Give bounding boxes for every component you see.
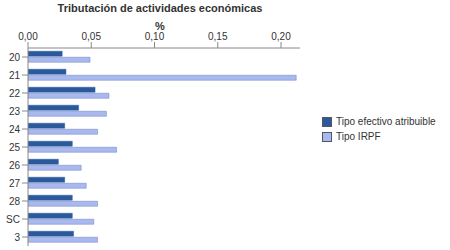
- svg-text:21: 21: [9, 70, 21, 81]
- html-text:Tipo efectivo atribuible: Tipo efectivo atribuible: [336, 116, 436, 127]
- svg-text:28: 28: [9, 196, 21, 207]
- svg-text:20: 20: [9, 52, 21, 63]
- svg-text:27: 27: [9, 178, 21, 189]
- html-text:Tipo IRPF: Tipo IRPF: [336, 131, 381, 142]
- svg-text:24: 24: [9, 124, 21, 135]
- svg-text:0,20: 0,20: [271, 32, 291, 42]
- svg-text:22: 22: [9, 88, 21, 99]
- svg-text:0,15: 0,15: [208, 32, 228, 42]
- svg-text:26: 26: [9, 160, 21, 171]
- svg-text:0,10: 0,10: [145, 32, 165, 42]
- svg-text:23: 23: [9, 106, 21, 117]
- svg-text:0,00: 0,00: [18, 32, 38, 42]
- svg-text:SC: SC: [8, 214, 20, 225]
- svg-text:0,05: 0,05: [82, 32, 102, 42]
- svg-text:3: 3: [14, 232, 20, 243]
- html-text:Tributación de actividades eco: Tributación de actividades económicas: [57, 2, 263, 14]
- svg-text:25: 25: [9, 142, 21, 153]
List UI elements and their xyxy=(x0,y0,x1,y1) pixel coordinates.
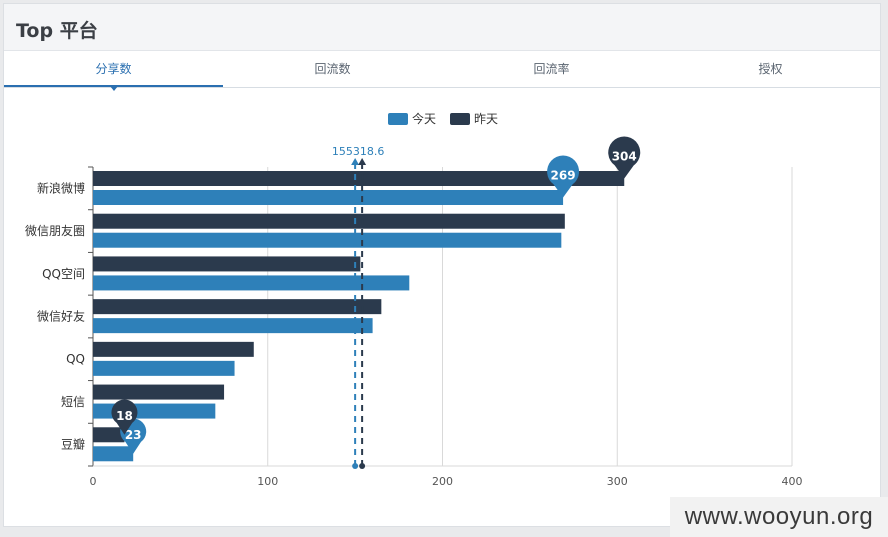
bar-today-4 xyxy=(93,360,235,376)
mark-point-label-1: 23 xyxy=(125,428,142,442)
tab-return-count[interactable]: 回流数 xyxy=(314,62,351,76)
legend-label-1: 昨天 xyxy=(474,112,498,126)
legend-swatch-1 xyxy=(450,113,470,125)
x-tick-label-3: 300 xyxy=(607,475,628,488)
tab-share-count[interactable]: 分享数 xyxy=(4,51,223,91)
bar-today-5 xyxy=(93,403,216,419)
category-label-6: 豆瓣 xyxy=(61,438,85,452)
tab-bar: 分享数 回流数 回流率 授权 xyxy=(4,51,880,91)
mark-point-pin-3 xyxy=(111,399,138,435)
panel-header: Top 平台 xyxy=(4,4,880,51)
bar-yesterday-5 xyxy=(93,384,225,400)
category-label-3: 微信好友 xyxy=(37,310,85,324)
x-tick-label-0: 0 xyxy=(90,475,97,488)
category-label-2: QQ空间 xyxy=(42,267,85,281)
bar-today-6 xyxy=(93,446,134,462)
mark-point-label-0: 269 xyxy=(551,169,576,183)
tab-return-rate[interactable]: 回流率 xyxy=(533,62,570,76)
legend-swatch-0 xyxy=(388,113,408,125)
bar-today-2 xyxy=(93,275,410,291)
bar-yesterday-3 xyxy=(93,299,382,315)
mark-point-pin-0 xyxy=(547,155,580,198)
bar-yesterday-6 xyxy=(93,427,125,443)
bar-today-0 xyxy=(93,190,564,205)
category-label-4: QQ xyxy=(66,352,85,366)
mark-point-label-2: 304 xyxy=(612,150,637,164)
mark-line-arrow-1 xyxy=(358,158,367,165)
category-label-0: 新浪微博 xyxy=(37,180,85,195)
bar-yesterday-1 xyxy=(93,213,565,229)
mark-line-arrow-0 xyxy=(351,158,360,165)
panel-title: Top 平台 xyxy=(16,20,98,42)
category-label-5: 短信 xyxy=(61,395,85,409)
bar-yesterday-2 xyxy=(93,256,361,272)
mark-line-label: 155318.6 xyxy=(332,145,385,158)
tab-authorization[interactable]: 授权 xyxy=(758,62,783,76)
watermark: www.wooyun.org xyxy=(670,497,888,537)
mark-point-label-3: 18 xyxy=(116,409,133,423)
x-tick-label-2: 200 xyxy=(432,475,453,488)
legend-label-0: 今天 xyxy=(412,111,436,126)
category-label-1: 微信朋友圈 xyxy=(25,224,85,238)
mark-point-pin-2 xyxy=(608,136,641,179)
bar-today-1 xyxy=(93,232,562,248)
mark-line-start-1 xyxy=(359,463,366,469)
bar-today-3 xyxy=(93,318,373,334)
bar-yesterday-4 xyxy=(93,341,254,357)
mark-line-start-0 xyxy=(352,463,359,469)
bar-yesterday-0 xyxy=(93,171,625,186)
x-tick-label-1: 100 xyxy=(257,475,278,488)
x-tick-label-4: 400 xyxy=(782,475,803,488)
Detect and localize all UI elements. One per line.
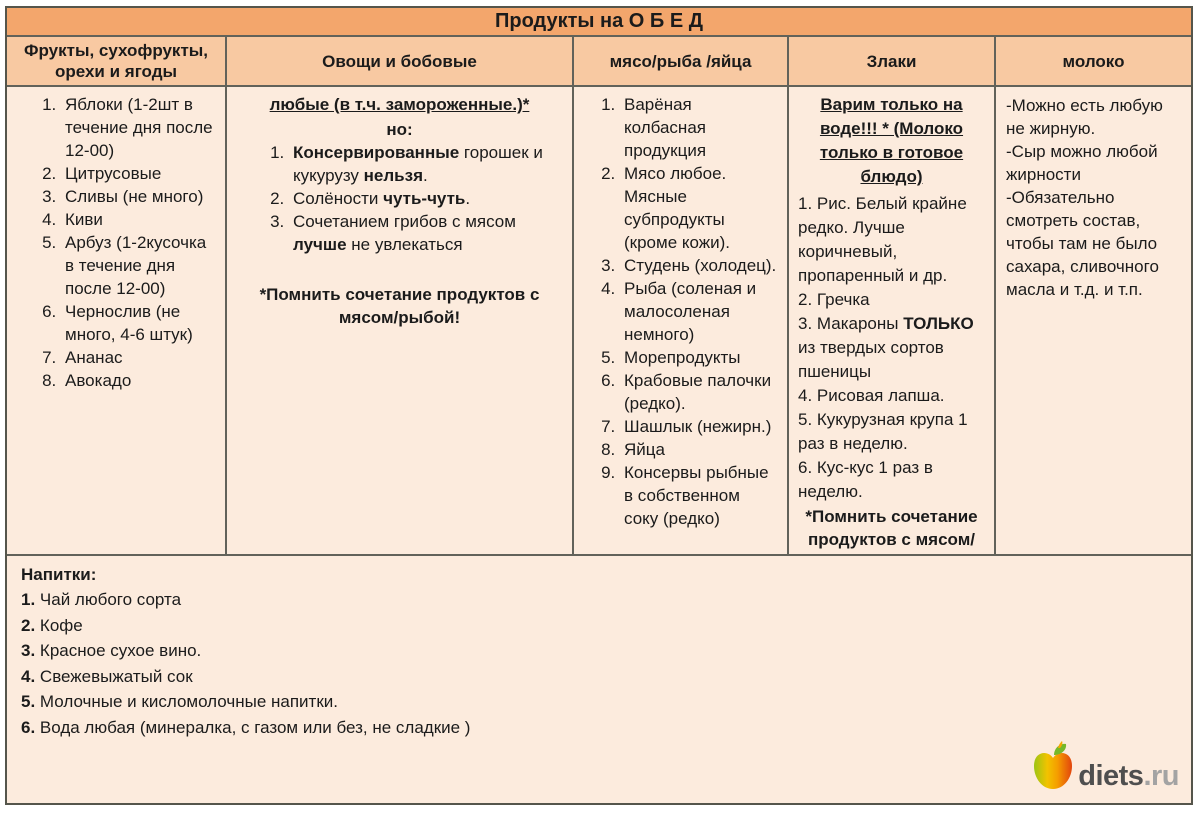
paragraph: 3. Макароны ТОЛЬКО из твердых сортов пше… xyxy=(798,314,974,381)
paragraph: 5. Кукурузная крупа 1 раз в неделю. xyxy=(798,410,968,453)
list-item: Сочетанием грибов с мясом лучше не увлек… xyxy=(289,210,556,256)
grains-note-underlined: Варим только на воде!!! * (Молоко только… xyxy=(819,95,964,186)
list-item: Солёности чуть-чуть. xyxy=(289,187,556,210)
list-item: Киви xyxy=(61,208,215,231)
apple-logo-icon xyxy=(1034,741,1073,789)
list-item: Чернослив (не много, 4-6 штук) xyxy=(61,300,215,346)
drink-item: 3. Красное сухое вино. xyxy=(21,641,202,660)
list-item: Варёная колбасная продукция xyxy=(620,93,777,162)
grains-footnote: *Помнить сочетание продуктов с мясом/рыб… xyxy=(805,507,978,554)
grains-list: 1. Рис. Белый крайне редко. Лучше коричн… xyxy=(789,191,994,504)
paragraph: -Можно есть любую не жирную. xyxy=(1006,96,1163,138)
paragraph: 4. Рисовая лапша. xyxy=(798,386,945,405)
list-item: Сливы (не много) xyxy=(61,185,215,208)
meat-fish-eggs-list: Варёная колбасная продукцияМясо любое. М… xyxy=(574,93,787,530)
column-header-meat-fish-eggs: мясо/рыба /яйца xyxy=(574,37,789,87)
column-header-grains: Злаки xyxy=(789,37,996,87)
list-item: Рыба (соленая и малосоленая немного) xyxy=(620,277,777,346)
paragraph: -Обязательно смотреть состав, чтобы там … xyxy=(1006,188,1159,299)
paragraph: -Сыр можно любой жирности xyxy=(1006,142,1158,184)
milk-notes: -Можно есть любую не жирную. -Сыр можно л… xyxy=(996,93,1191,301)
list-item: Арбуз (1-2кусочка в течение дня после 12… xyxy=(61,231,215,300)
list-item: Шашлык (нежирн.) xyxy=(620,415,777,438)
logo-name-text: diets xyxy=(1078,760,1144,792)
list-item: Студень (холодец). xyxy=(620,254,777,277)
drink-item: 2. Кофе xyxy=(21,615,83,635)
grains-cell: Варим только на воде!!! * (Молоко только… xyxy=(789,87,996,556)
drinks-list: 1. Чай любого сорта 2. Кофе 3. Красное сух… xyxy=(21,587,1177,740)
column-header-milk: молоко xyxy=(996,37,1191,87)
vegetables-note-underlined: любые (в т.ч. замороженные.)* xyxy=(269,95,530,114)
list-item: Авокадо xyxy=(61,369,215,392)
vegetables-cell: любые (в т.ч. замороженные.)* но: Консер… xyxy=(227,87,574,556)
paragraph: 1. Рис. Белый крайне редко. Лучше коричн… xyxy=(798,194,967,285)
drinks-heading: Напитки: xyxy=(21,565,97,584)
table-title: Продукты на О Б Е Д xyxy=(7,8,1191,37)
list-item: Консервированные горошек и кукурузу нель… xyxy=(289,141,556,187)
vegetables-but-label: но: xyxy=(386,120,413,139)
paragraph: 2. Гречка xyxy=(798,290,870,309)
diets-ru-wordmark: diets.ru xyxy=(1078,761,1179,791)
paragraph: 6. Кус-кус 1 раз в неделю. xyxy=(798,458,933,501)
list-item: Консервы рыбные в собственном соку (редк… xyxy=(620,461,777,530)
lunch-products-table: Продукты на О Б Е Д Фрукты, сухофрукты, … xyxy=(5,6,1193,805)
drink-item: 4. Свежевыжатый сок xyxy=(21,666,193,686)
list-item: Мясо любое. Мясные субпродукты (кроме ко… xyxy=(620,162,777,254)
list-item: Морепродукты xyxy=(620,346,777,369)
drink-item: 1. Чай любого сорта xyxy=(21,590,182,609)
logo-tld-text: .ru xyxy=(1143,760,1179,792)
list-item: Ананас xyxy=(61,346,215,369)
list-item: Яблоки (1-2шт в течение дня после 12-00) xyxy=(61,93,215,162)
milk-cell: -Можно есть любую не жирную. -Сыр можно л… xyxy=(996,87,1191,556)
fruits-list: Яблоки (1-2шт в течение дня после 12-00)… xyxy=(7,93,225,392)
column-header-vegetables: Овощи и бобовые xyxy=(227,37,574,87)
fruits-cell: Яблоки (1-2шт в течение дня после 12-00)… xyxy=(7,87,227,556)
column-header-fruits: Фрукты, сухофрукты, орехи и ягоды xyxy=(7,37,227,87)
meat-fish-eggs-cell: Варёная колбасная продукцияМясо любое. М… xyxy=(574,87,789,556)
list-item: Яйца xyxy=(620,438,777,461)
list-item: Цитрусовые xyxy=(61,162,215,185)
diets-ru-logo: diets.ru xyxy=(1031,741,1179,791)
drink-item: 6. Вода любая (минералка, с газом или бе… xyxy=(21,717,471,737)
vegetables-footnote: *Помнить сочетание продуктов с мясом/рыб… xyxy=(259,285,540,327)
list-item: Крабовые палочки (редко). xyxy=(620,369,777,415)
vegetables-list: Консервированные горошек и кукурузу нель… xyxy=(227,141,572,256)
drinks-cell: Напитки: 1. Чай любого сорта 2. Кофе 3. Кр… xyxy=(7,556,1191,803)
drink-item: 5. Молочные и кисломолочные напитки. xyxy=(21,692,338,711)
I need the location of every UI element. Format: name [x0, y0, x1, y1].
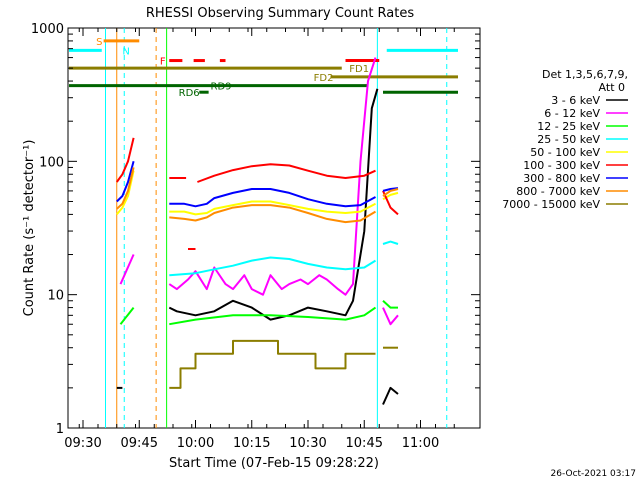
series-1-segment-2 [382, 307, 399, 326]
chart-title: RHESSI Observing Summary Count Rates [146, 6, 415, 21]
legend-label-1: 6 - 12 keV [544, 107, 600, 120]
x-tick-label-2: 10:00 [177, 436, 214, 451]
legend-label-8: 7000 - 15000 keV [502, 198, 600, 211]
vertical-lines [105, 28, 448, 428]
series-3-segment-1 [382, 240, 399, 245]
x-tick-label-6: 11:00 [402, 436, 439, 451]
x-tick-label-3: 10:15 [233, 436, 270, 451]
series-lines [115, 57, 399, 405]
flag-label-rd6: RD6 [179, 88, 200, 99]
x-tick-label-1: 09:45 [121, 436, 158, 451]
series-1-segment-1 [168, 57, 377, 296]
flag-label-n: N [122, 46, 129, 57]
legend-label-5: 100 - 300 keV [523, 159, 600, 172]
y-tick-label-3: 1000 [31, 22, 64, 37]
series-4-segment-1 [169, 200, 376, 216]
flag-label-f: F [160, 57, 166, 68]
series-1-segment-0 [119, 254, 135, 285]
legend-label-0: 3 - 6 keV [551, 94, 600, 107]
series-2-segment-2 [382, 300, 398, 309]
y-axis-label: Count Rate (s⁻¹ detector⁻¹) [22, 140, 37, 317]
legend-header-1: Det 1,3,5,6,7,9, [542, 68, 628, 81]
y-tick-label-1: 10 [47, 289, 64, 304]
series-0-segment-2 [382, 386, 399, 405]
legend-header-2: Att 0 [599, 81, 625, 94]
legend-label-4: 50 - 100 keV [530, 146, 600, 159]
series-7-segment-1 [169, 204, 377, 224]
x-tick-label-0: 09:30 [64, 436, 101, 451]
plot-frame [67, 27, 481, 429]
flag-label-rd9: RD9 [211, 82, 232, 93]
legend-label-7: 800 - 7000 keV [516, 185, 600, 198]
flag-label-fd2: FD2 [314, 73, 334, 84]
series-6-segment-0 [116, 161, 135, 203]
flag-label-fd1: FD1 [349, 64, 369, 75]
axes: 09:30 09:45 10:00 10:15 10:30 10:45 11:00 1 10 10… [31, 22, 480, 451]
legend-label-2: 12 - 25 keV [537, 120, 600, 133]
series-5-segment-4 [382, 190, 399, 216]
flag-label-s: S [96, 37, 102, 48]
series-6-segment-2 [382, 187, 399, 192]
x-tick-label-4: 10:30 [289, 436, 326, 451]
timestamp: 26-Oct-2021 03:17 [551, 469, 636, 479]
series-7-segment-2 [382, 188, 399, 197]
series-7-segment-0 [116, 167, 135, 210]
series-5-segment-3 [197, 163, 376, 183]
legend-label-6: 300 - 800 keV [523, 172, 600, 185]
legend-label-3: 25 - 50 keV [537, 133, 600, 146]
series-8-segment-0 [169, 339, 376, 389]
series-3-segment-0 [169, 256, 377, 277]
series-2-segment-0 [119, 306, 135, 325]
x-axis-label: Start Time (07-Feb-15 09:28:22) [169, 456, 379, 471]
y-tick-label-2: 100 [39, 155, 64, 170]
series-6-segment-1 [169, 188, 376, 208]
series-2-segment-1 [169, 306, 377, 326]
x-tick-label-5: 10:45 [346, 436, 383, 451]
flag-bars: S N F FD1 FD2 RD9 RD6 [69, 37, 458, 99]
series-5-segment-0 [115, 137, 135, 183]
y-tick-label-0: 1 [56, 422, 64, 437]
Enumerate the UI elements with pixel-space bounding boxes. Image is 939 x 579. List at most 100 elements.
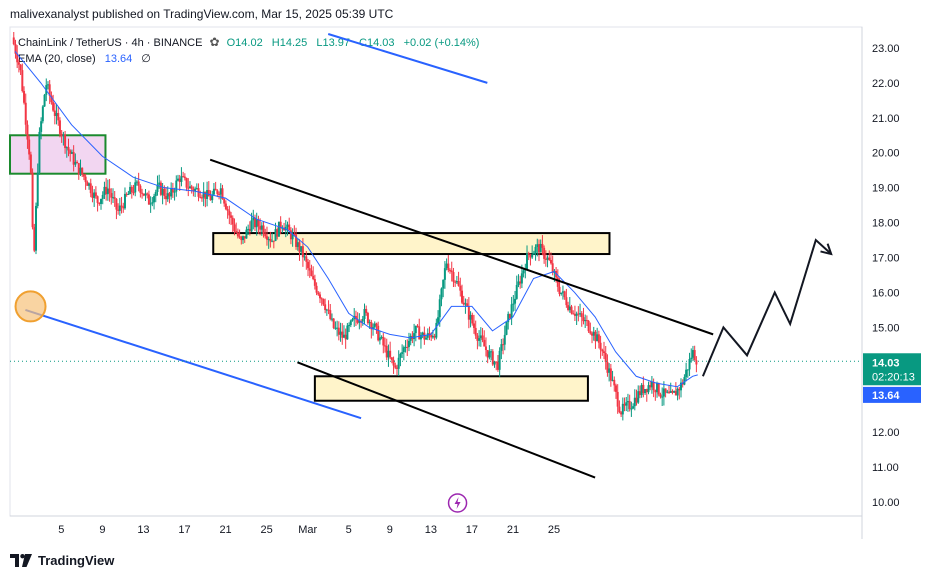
candle-body — [320, 298, 323, 300]
candle-body — [443, 268, 446, 280]
candle-body — [86, 182, 89, 186]
candle-body — [286, 224, 289, 227]
candle-body — [43, 94, 46, 107]
candle-body — [464, 303, 467, 305]
candle-body — [592, 331, 595, 336]
candle-body — [341, 331, 344, 338]
candle-body — [288, 224, 291, 231]
candle-body — [450, 270, 453, 273]
candle-body — [628, 401, 631, 409]
candle-body — [425, 337, 428, 340]
candle-body — [637, 391, 640, 403]
candle-body — [466, 303, 469, 307]
candle-body — [94, 192, 97, 197]
candle-body — [437, 317, 440, 323]
candle-body — [459, 285, 462, 291]
candle-body — [319, 294, 322, 299]
candle-body — [106, 188, 109, 195]
candle-body — [455, 281, 458, 283]
candle-body — [204, 191, 207, 199]
chart-grid — [9, 26, 863, 539]
candle-body — [158, 182, 161, 185]
tradingview-logo[interactable]: TradingView — [10, 553, 114, 568]
candle-body — [536, 244, 539, 247]
candle-body — [296, 242, 299, 247]
candle-body — [29, 154, 32, 173]
candle-body — [111, 197, 114, 199]
settings-icon[interactable]: ✿ — [209, 35, 220, 49]
time-axis: 5 9 13 17 21 25 Mar 5 9 13 17 21 25 — [58, 524, 560, 536]
candle-body — [233, 224, 236, 232]
candle-body — [48, 84, 51, 96]
candle-body — [113, 197, 116, 199]
candle-body — [315, 285, 318, 293]
candle-body — [604, 353, 607, 362]
candle-body — [377, 325, 380, 341]
candle-body — [195, 188, 198, 190]
candle-body — [88, 183, 91, 186]
candle-body — [253, 217, 256, 228]
ema-suffix: ∅ — [141, 53, 151, 65]
candle-body — [421, 332, 424, 335]
candle-body — [170, 188, 173, 197]
candle-body — [361, 318, 364, 322]
candle-body — [633, 397, 636, 407]
candle-body — [430, 334, 433, 338]
candle-body — [240, 236, 243, 241]
projection-arrowhead — [820, 243, 833, 256]
candle-body — [96, 196, 99, 203]
channel-lines-layer — [25, 33, 714, 479]
candle-body — [397, 357, 400, 369]
candle-body — [666, 391, 669, 393]
candle-body — [183, 176, 186, 179]
candle-body — [678, 388, 681, 391]
candle-body — [194, 188, 197, 192]
candle-body — [200, 197, 203, 199]
candle-body — [64, 134, 67, 149]
ema-legend[interactable]: EMA (20, close) 13.64 ∅ — [18, 52, 151, 65]
candle-body — [231, 217, 234, 225]
candle-body — [378, 337, 381, 341]
symbol-name[interactable]: ChainLink / TetherUS · 4h · BINANCE — [18, 37, 203, 49]
candle-body — [279, 221, 282, 229]
candle-body — [255, 219, 258, 228]
projection-path — [701, 238, 832, 377]
candle-body — [199, 196, 202, 198]
candle-body — [130, 186, 133, 193]
candle-body — [601, 349, 604, 352]
candle-body — [322, 299, 325, 305]
candle-body — [392, 359, 395, 366]
candle-body — [185, 178, 188, 188]
candle-body — [295, 234, 298, 247]
candle-body — [594, 331, 597, 342]
time-tick-label: 25 — [548, 524, 560, 536]
candle-body — [139, 185, 142, 193]
candle-body — [351, 319, 354, 321]
candle-body — [324, 304, 327, 310]
candle-body — [38, 131, 41, 173]
candle-body — [426, 333, 429, 338]
candle-body — [91, 193, 94, 198]
candle-body — [647, 385, 650, 393]
candle-body — [690, 357, 693, 359]
candle-body — [452, 272, 455, 282]
ema-label: EMA (20, close) — [18, 53, 96, 65]
candle-body — [561, 291, 564, 293]
candle-body — [313, 279, 316, 286]
candle-body — [584, 320, 587, 322]
candle-body — [597, 334, 600, 343]
candle-body — [207, 190, 210, 197]
candle-body — [346, 325, 349, 340]
candle-body — [89, 183, 92, 194]
candle-body — [36, 172, 39, 206]
candle-body — [65, 147, 68, 149]
candle-body — [142, 193, 145, 196]
candle-body — [243, 236, 246, 239]
price-zone — [9, 134, 107, 175]
trend-line — [327, 33, 488, 84]
candle-body — [608, 368, 611, 373]
candle-body — [567, 305, 570, 310]
candle-body — [572, 313, 575, 315]
candle-body — [342, 334, 345, 338]
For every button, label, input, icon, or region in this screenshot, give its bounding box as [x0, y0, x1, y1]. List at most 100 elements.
**********
WRITTEN PROBLEM –
Retype every line of the records from the one containing "- svg-text:21: 21: [9, 70, 21, 81]" down to the one containing "- svg-text:24: 24: [9, 124, 21, 135]", including both of those lines.

RESPONSE BELOW –
- svg-text:21: 21: [9, 70, 21, 81]
- html-text:Tipo efectivo atribuible: Tipo efectivo atribuible: [336, 116, 436, 127]
- svg-text:28: 28: [9, 196, 21, 207]
- svg-text:20: 20: [9, 52, 21, 63]
- svg-text:27: 27: [9, 178, 21, 189]
- html-text:Tipo IRPF: Tipo IRPF: [336, 131, 381, 142]
- svg-text:24: 24: [9, 124, 21, 135]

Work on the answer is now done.